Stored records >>

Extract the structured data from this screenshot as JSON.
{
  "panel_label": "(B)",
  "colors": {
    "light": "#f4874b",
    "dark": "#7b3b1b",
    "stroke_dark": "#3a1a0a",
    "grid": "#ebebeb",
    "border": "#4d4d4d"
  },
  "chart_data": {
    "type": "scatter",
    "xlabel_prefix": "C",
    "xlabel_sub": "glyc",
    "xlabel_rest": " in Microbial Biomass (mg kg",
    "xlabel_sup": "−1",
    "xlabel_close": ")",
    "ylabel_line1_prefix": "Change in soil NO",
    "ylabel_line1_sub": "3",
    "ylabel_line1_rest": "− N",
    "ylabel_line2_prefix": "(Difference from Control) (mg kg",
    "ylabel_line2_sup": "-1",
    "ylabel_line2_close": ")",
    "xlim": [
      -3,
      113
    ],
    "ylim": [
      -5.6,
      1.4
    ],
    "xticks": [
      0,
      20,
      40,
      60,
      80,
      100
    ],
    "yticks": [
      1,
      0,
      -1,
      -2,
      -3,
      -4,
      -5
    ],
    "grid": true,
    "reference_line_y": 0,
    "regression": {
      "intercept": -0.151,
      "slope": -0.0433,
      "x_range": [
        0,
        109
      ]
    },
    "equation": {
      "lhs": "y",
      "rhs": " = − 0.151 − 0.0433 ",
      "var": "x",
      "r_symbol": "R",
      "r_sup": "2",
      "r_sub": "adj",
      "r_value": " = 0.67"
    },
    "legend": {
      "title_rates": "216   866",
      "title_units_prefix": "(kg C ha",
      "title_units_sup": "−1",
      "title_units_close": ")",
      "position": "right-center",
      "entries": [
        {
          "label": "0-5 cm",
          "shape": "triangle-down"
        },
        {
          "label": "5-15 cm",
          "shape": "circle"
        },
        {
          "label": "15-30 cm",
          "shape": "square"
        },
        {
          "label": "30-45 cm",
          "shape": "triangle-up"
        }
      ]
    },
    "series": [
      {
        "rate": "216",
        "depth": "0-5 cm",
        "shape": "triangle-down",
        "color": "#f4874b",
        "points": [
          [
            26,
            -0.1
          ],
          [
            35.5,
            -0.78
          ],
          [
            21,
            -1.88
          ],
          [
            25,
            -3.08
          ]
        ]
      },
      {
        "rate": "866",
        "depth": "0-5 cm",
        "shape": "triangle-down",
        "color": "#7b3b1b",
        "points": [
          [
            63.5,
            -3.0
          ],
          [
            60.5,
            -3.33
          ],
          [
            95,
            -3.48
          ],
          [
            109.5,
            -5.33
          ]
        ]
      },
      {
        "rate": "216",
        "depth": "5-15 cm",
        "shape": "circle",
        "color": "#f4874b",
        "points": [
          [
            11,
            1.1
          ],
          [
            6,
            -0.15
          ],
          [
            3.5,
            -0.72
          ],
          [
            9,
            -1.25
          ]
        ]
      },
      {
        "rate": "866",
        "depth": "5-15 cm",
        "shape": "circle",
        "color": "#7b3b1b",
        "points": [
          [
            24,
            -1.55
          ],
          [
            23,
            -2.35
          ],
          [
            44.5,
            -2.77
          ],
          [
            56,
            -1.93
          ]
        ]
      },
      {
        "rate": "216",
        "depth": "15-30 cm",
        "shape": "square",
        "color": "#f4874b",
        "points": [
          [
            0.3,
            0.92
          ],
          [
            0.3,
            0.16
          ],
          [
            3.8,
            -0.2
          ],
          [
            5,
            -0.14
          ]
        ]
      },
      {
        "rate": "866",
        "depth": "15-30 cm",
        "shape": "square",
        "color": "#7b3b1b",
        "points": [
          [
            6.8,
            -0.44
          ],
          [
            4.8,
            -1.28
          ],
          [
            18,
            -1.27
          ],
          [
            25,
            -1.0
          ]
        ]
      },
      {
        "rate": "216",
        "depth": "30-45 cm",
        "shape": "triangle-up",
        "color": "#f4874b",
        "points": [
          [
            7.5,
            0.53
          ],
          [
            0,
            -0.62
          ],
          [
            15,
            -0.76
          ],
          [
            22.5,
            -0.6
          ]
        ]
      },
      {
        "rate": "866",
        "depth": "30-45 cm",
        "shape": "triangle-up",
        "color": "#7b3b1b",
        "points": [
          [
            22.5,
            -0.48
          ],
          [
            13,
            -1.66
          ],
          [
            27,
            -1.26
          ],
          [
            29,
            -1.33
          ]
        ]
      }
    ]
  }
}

TO BE DONE >>
Find each line that has the word "from", then copy it out.

ANSWER FOR THE TASK >>
Extract the structured data from this screenshot as JSON.
    "ylabel_line2_prefix": "(Difference from Control) (mg kg",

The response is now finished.